Your goal: Copy out all the entries exactly.

Material provided:
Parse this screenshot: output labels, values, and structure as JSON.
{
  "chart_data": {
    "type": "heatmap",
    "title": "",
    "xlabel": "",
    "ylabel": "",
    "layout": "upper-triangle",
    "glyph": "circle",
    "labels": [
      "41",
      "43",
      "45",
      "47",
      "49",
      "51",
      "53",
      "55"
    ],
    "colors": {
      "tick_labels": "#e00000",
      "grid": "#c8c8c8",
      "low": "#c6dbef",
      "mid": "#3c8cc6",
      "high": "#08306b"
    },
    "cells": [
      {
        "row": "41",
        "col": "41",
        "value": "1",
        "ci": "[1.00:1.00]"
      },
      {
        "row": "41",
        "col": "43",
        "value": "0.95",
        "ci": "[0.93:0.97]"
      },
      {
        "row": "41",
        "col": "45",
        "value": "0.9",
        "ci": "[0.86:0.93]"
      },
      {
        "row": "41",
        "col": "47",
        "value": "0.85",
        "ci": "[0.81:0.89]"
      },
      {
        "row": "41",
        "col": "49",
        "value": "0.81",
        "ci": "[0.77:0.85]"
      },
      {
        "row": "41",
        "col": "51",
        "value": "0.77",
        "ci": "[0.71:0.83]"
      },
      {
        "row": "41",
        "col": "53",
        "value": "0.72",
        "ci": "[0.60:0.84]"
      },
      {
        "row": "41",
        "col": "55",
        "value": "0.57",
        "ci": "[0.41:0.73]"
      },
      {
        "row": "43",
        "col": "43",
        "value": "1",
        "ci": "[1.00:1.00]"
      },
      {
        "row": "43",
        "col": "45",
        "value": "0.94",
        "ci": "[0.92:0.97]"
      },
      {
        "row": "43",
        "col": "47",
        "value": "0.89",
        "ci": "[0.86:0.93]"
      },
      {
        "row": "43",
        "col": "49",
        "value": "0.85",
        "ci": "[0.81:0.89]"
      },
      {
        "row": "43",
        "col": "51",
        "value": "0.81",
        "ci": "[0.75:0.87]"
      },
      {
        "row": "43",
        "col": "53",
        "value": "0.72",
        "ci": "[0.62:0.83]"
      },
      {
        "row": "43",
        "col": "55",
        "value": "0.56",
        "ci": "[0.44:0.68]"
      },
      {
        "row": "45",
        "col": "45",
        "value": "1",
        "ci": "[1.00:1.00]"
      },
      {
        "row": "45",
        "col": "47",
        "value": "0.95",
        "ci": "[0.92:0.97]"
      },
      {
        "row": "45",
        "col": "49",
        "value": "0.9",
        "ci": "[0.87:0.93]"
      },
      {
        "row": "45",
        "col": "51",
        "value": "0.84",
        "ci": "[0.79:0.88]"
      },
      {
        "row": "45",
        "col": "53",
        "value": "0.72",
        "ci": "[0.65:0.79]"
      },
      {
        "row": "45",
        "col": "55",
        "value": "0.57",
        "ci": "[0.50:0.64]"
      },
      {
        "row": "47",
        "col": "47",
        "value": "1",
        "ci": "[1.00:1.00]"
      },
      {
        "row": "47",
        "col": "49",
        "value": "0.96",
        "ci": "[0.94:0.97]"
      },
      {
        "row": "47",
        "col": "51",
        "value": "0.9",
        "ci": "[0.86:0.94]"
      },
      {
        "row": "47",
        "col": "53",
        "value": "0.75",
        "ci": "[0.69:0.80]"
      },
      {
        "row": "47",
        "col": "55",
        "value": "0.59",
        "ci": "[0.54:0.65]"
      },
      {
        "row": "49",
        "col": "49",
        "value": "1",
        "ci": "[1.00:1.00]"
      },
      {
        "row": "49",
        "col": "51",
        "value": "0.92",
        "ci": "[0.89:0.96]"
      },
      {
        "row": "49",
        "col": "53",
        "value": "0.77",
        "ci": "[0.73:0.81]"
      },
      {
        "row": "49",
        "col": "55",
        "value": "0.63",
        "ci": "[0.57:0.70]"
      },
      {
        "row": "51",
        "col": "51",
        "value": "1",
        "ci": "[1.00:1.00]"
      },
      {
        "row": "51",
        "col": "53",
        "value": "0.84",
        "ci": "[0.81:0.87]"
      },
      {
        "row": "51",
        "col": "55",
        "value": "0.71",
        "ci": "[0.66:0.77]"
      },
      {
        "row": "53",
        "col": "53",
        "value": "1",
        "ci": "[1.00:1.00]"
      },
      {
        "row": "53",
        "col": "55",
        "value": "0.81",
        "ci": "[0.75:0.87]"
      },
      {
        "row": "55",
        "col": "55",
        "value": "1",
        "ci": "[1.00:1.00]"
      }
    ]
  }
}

Response:
Parse this screenshot: output labels, values, and structure as JSON.
{
  "chart_data": {
    "type": "heatmap",
    "title": "",
    "xlabel": "",
    "ylabel": "",
    "layout": "upper-triangle",
    "glyph": "circle",
    "labels": [
      "41",
      "43",
      "45",
      "47",
      "49",
      "51",
      "53",
      "55"
    ],
    "colors": {
      "tick_labels": "#e00000",
      "grid": "#c8c8c8",
      "low": "#c6dbef",
      "mid": "#3c8cc6",
      "high": "#08306b"
    },
    "cells": [
      {
        "row": "41",
        "col": "41",
        "value": "1",
        "ci": "[1.00:1.00]"
      },
      {
        "row": "41",
        "col": "43",
        "value": "0.95",
        "ci": "[0.93:0.97]"
      },
      {
        "row": "41",
        "col": "45",
        "value": "0.9",
        "ci": "[0.86:0.93]"
      },
      {
        "row": "41",
        "col": "47",
        "value": "0.85",
        "ci": "[0.81:0.89]"
      },
      {
        "row": "41",
        "col": "49",
        "value": "0.81",
        "ci": "[0.77:0.85]"
      },
      {
        "row": "41",
        "col": "51",
        "value": "0.77",
        "ci": "[0.71:0.83]"
      },
      {
        "row": "41",
        "col": "53",
        "value": "0.72",
        "ci": "[0.60:0.84]"
      },
      {
        "row": "41",
        "col": "55",
        "value": "0.57",
        "ci": "[0.41:0.73]"
      },
      {
        "row": "43",
        "col": "43",
        "value": "1",
        "ci": "[1.00:1.00]"
      },
      {
        "row": "43",
        "col": "45",
        "value": "0.94",
        "ci": "[0.92:0.97]"
      },
      {
        "row": "43",
        "col": "47",
        "value": "0.89",
        "ci": "[0.86:0.93]"
      },
      {
        "row": "43",
        "col": "49",
        "value": "0.85",
        "ci": "[0.81:0.89]"
      },
      {
        "row": "43",
        "col": "51",
        "value": "0.81",
        "ci": "[0.75:0.87]"
      },
      {
        "row": "43",
        "col": "53",
        "value": "0.72",
        "ci": "[0.62:0.83]"
      },
      {
        "row": "43",
        "col": "55",
        "value": "0.56",
        "ci": "[0.44:0.68]"
      },
      {
        "row": "45",
        "col": "45",
        "value": "1",
        "ci": "[1.00:1.00]"
      },
      {
        "row": "45",
        "col": "47",
        "value": "0.95",
        "ci": "[0.92:0.97]"
      },
      {
        "row": "45",
        "col": "49",
        "value": "0.9",
        "ci": "[0.87:0.93]"
      },
      {
        "row": "45",
        "col": "51",
        "value": "0.84",
        "ci": "[0.79:0.88]"
      },
      {
        "row": "45",
        "col": "53",
        "value": "0.72",
        "ci": "[0.65:0.79]"
      },
      {
        "row": "45",
        "col": "55",
        "value": "0.57",
        "ci": "[0.50:0.64]"
      },
      {
        "row": "47",
        "col": "47",
        "value": "1",
        "ci": "[1.00:1.00]"
      },
      {
        "row": "47",
        "col": "49",
        "value": "0.96",
        "ci": "[0.94:0.97]"
      },
      {
        "row": "47",
        "col": "51",
        "value": "0.9",
        "ci": "[0.86:0.94]"
      },
      {
        "row": "47",
        "col": "53",
        "value": "0.75",
        "ci": "[0.69:0.80]"
      },
      {
        "row": "47",
        "col": "55",
        "value": "0.59",
        "ci": "[0.54:0.65]"
      },
      {
        "row": "49",
        "col": "49",
        "value": "1",
        "ci": "[1.00:1.00]"
      },
      {
        "row": "49",
        "col": "51",
        "value": "0.92",
        "ci": "[0.89:0.96]"
      },
      {
        "row": "49",
        "col": "53",
        "value": "0.77",
        "ci": "[0.73:0.81]"
      },
      {
        "row": "49",
        "col": "55",
        "value": "0.63",
        "ci": "[0.57:0.70]"
      },
      {
        "row": "51",
        "col": "51",
        "value": "1",
        "ci": "[1.00:1.00]"
      },
      {
        "row": "51",
        "col": "53",
        "value": "0.84",
        "ci": "[0.81:0.87]"
      },
      {
        "row": "51",
        "col": "55",
        "value": "0.71",
        "ci": "[0.66:0.77]"
      },
      {
        "row": "53",
        "col": "53",
        "value": "1",
        "ci": "[1.00:1.00]"
      },
      {
        "row": "53",
        "col": "55",
        "value": "0.81",
        "ci": "[0.75:0.87]"
      },
      {
        "row": "55",
        "col": "55",
        "value": "1",
        "ci": "[1.00:1.00]"
      }
    ]
  }
}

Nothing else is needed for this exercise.